======== RECORDS
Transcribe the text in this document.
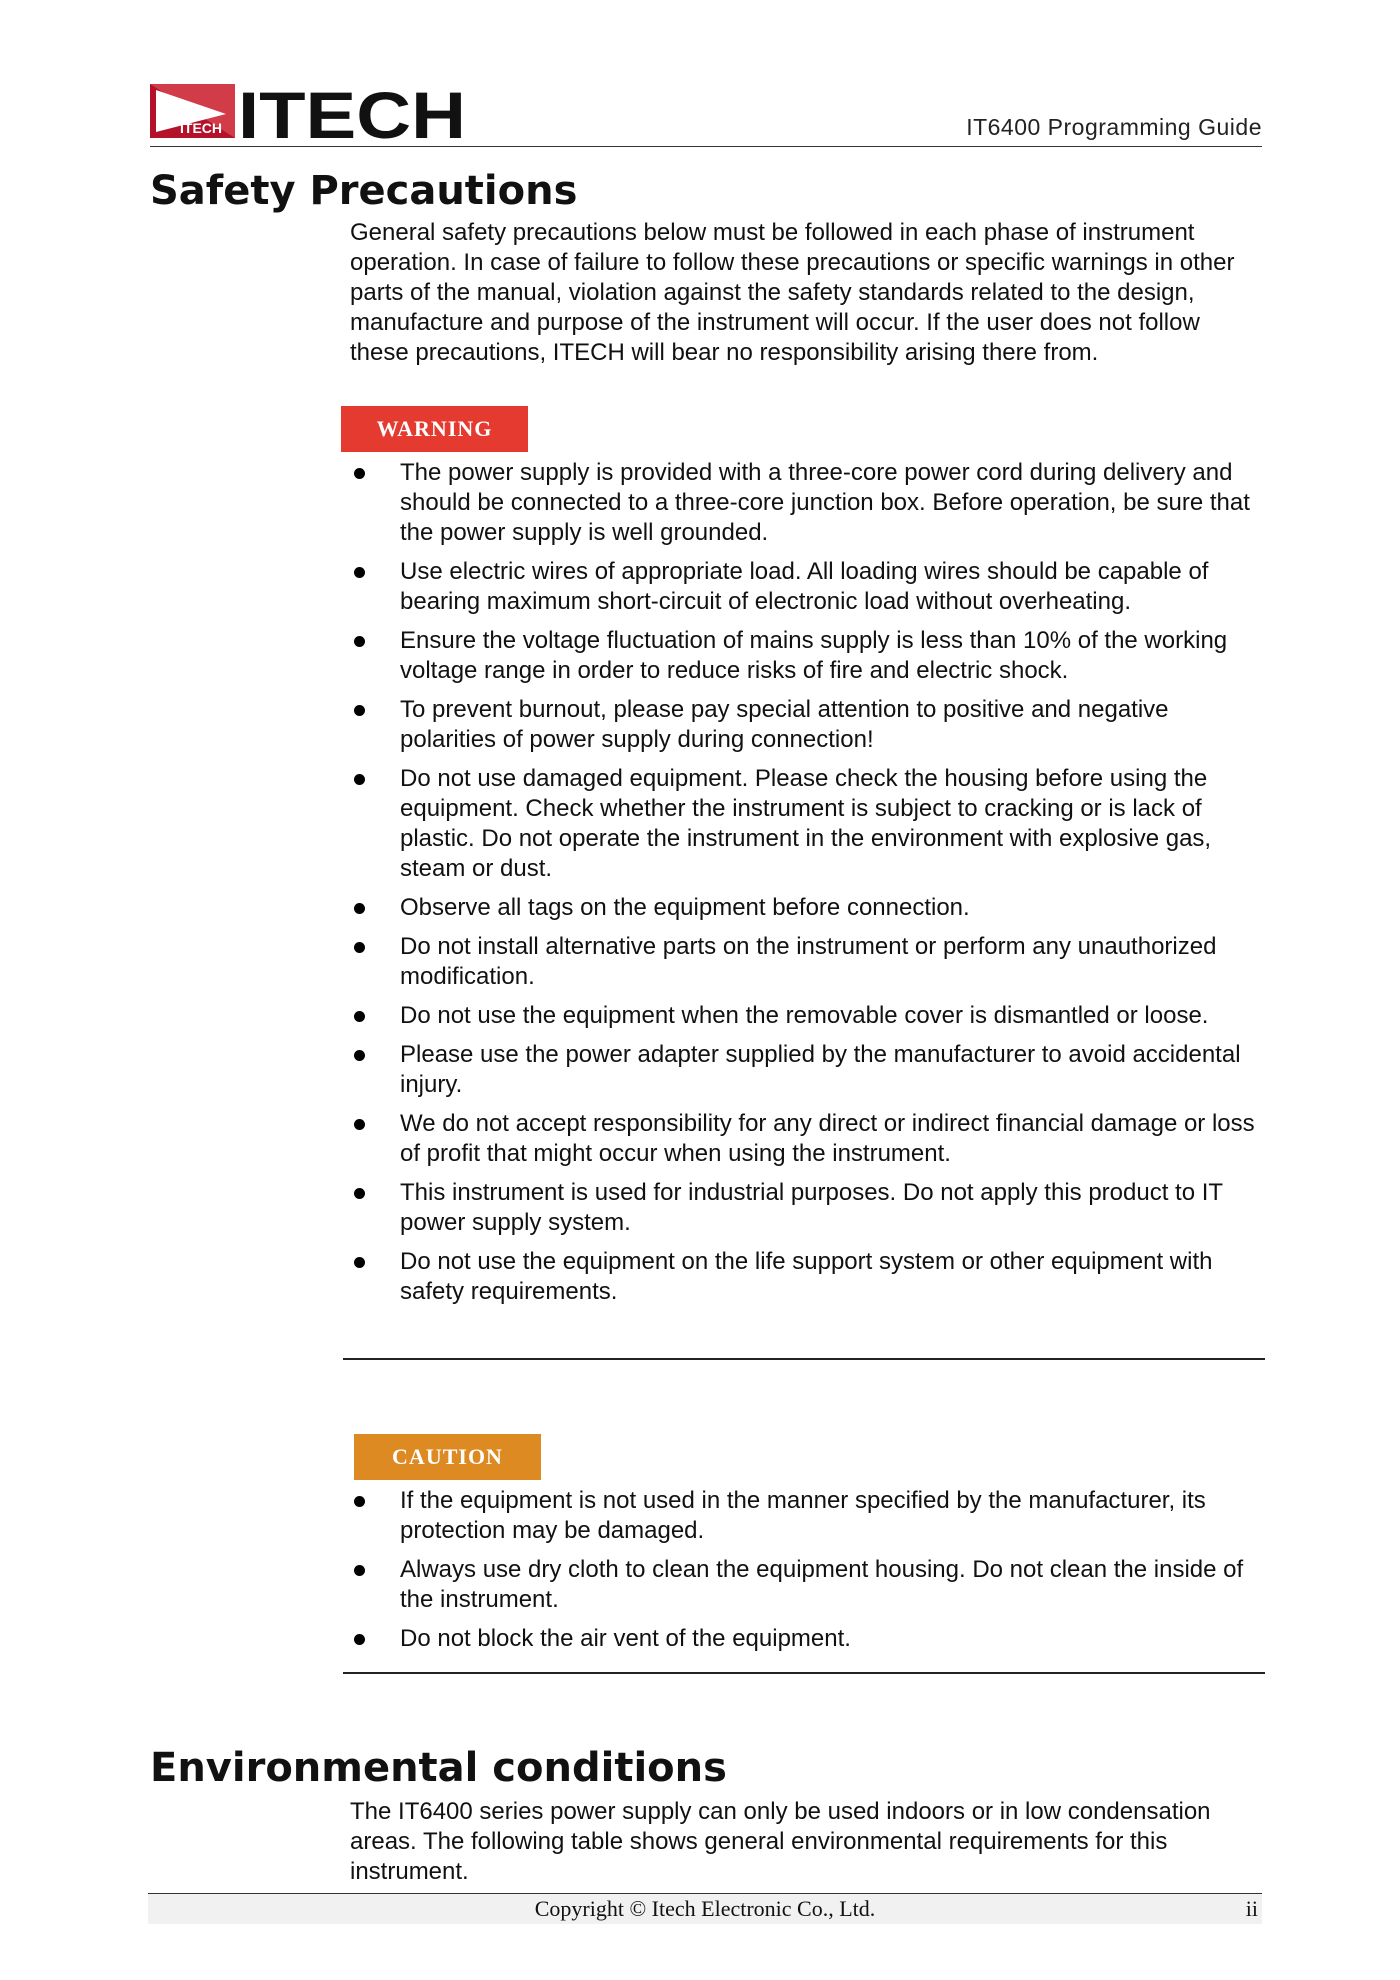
ITECH ITECH	IT6400 Programming Guide
Safety Precautions
General safety precautions below must be followed in each phase of instrument operation. In case of failure to follow these precautions or specific warnings in other parts of the manual, violation against the safety standards related to the design, manufacture and purpose of the instrument will occur. If the user does not follow these precautions, ITECH will bear no responsibility arising there from.
WARNING
The power supply is provided with a three-core power cord during delivery and should be connected to a three-core junction box. Before operation, be sure that the power supply is well grounded.
Use electric wires of appropriate load. All loading wires should be capable of bearing maximum short-circuit of electronic load without overheating.
Ensure the voltage fluctuation of mains supply is less than 10% of the working voltage range in order to reduce risks of fire and electric shock.
To prevent burnout, please pay special attention to positive and negative polarities of power supply during connection!
Do not use damaged equipment. Please check the housing before using the equipment. Check whether the instrument is subject to cracking or is lack of plastic. Do not operate the instrument in the environment with explosive gas, steam or dust.
Observe all tags on the equipment before connection.
Do not install alternative parts on the instrument or perform any unauthorized modification.
Do not use the equipment when the removable cover is dismantled or loose.
Please use the power adapter supplied by the manufacturer to avoid accidental injury.
We do not accept responsibility for any direct or indirect financial damage or loss of profit that might occur when using the instrument.
This instrument is used for industrial purposes. Do not apply this product to IT power supply system.
Do not use the equipment on the life support system or other equipment with safety requirements.
CAUTION
If the equipment is not used in the manner specified by the manufacturer, its protection may be damaged.
Always use dry cloth to clean the equipment housing. Do not clean the inside of the instrument.
Do not block the air vent of the equipment.
Environmental conditions
The IT6400 series power supply can only be used indoors or in low condensation areas. The following table shows general environmental requirements for this instrument.
Copyright © Itech Electronic Co., Ltd.	ii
================
## WHAT THE TASK ASKS
Leave out the pictures and transcribe everything else exactly.

## COMPLETED TASK
Transcribe the text in this document.
ITECH ITECH	IT6400 Programming Guide
Safety Precautions
General safety precautions below must be followed in each phase of instrument operation. In case of failure to follow these precautions or specific warnings in other parts of the manual, violation against the safety standards related to the design, manufacture and purpose of the instrument will occur. If the user does not follow these precautions, ITECH will bear no responsibility arising there from.
WARNING
The power supply is provided with a three-core power cord during delivery and should be connected to a three-core junction box. Before operation, be sure that the power supply is well grounded.
Use electric wires of appropriate load. All loading wires should be capable of bearing maximum short-circuit of electronic load without overheating.
Ensure the voltage fluctuation of mains supply is less than 10% of the working voltage range in order to reduce risks of fire and electric shock.
To prevent burnout, please pay special attention to positive and negative polarities of power supply during connection!
Do not use damaged equipment. Please check the housing before using the equipment. Check whether the instrument is subject to cracking or is lack of plastic. Do not operate the instrument in the environment with explosive gas, steam or dust.
Observe all tags on the equipment before connection.
Do not install alternative parts on the instrument or perform any unauthorized modification.
Do not use the equipment when the removable cover is dismantled or loose.
Please use the power adapter supplied by the manufacturer to avoid accidental injury.
We do not accept responsibility for any direct or indirect financial damage or loss of profit that might occur when using the instrument.
This instrument is used for industrial purposes. Do not apply this product to IT power supply system.
Do not use the equipment on the life support system or other equipment with safety requirements.
CAUTION
If the equipment is not used in the manner specified by the manufacturer, its protection may be damaged.
Always use dry cloth to clean the equipment housing. Do not clean the inside of the instrument.
Do not block the air vent of the equipment.
Environmental conditions
The IT6400 series power supply can only be used indoors or in low condensation areas. The following table shows general environmental requirements for this instrument.
Copyright © Itech Electronic Co., Ltd.	ii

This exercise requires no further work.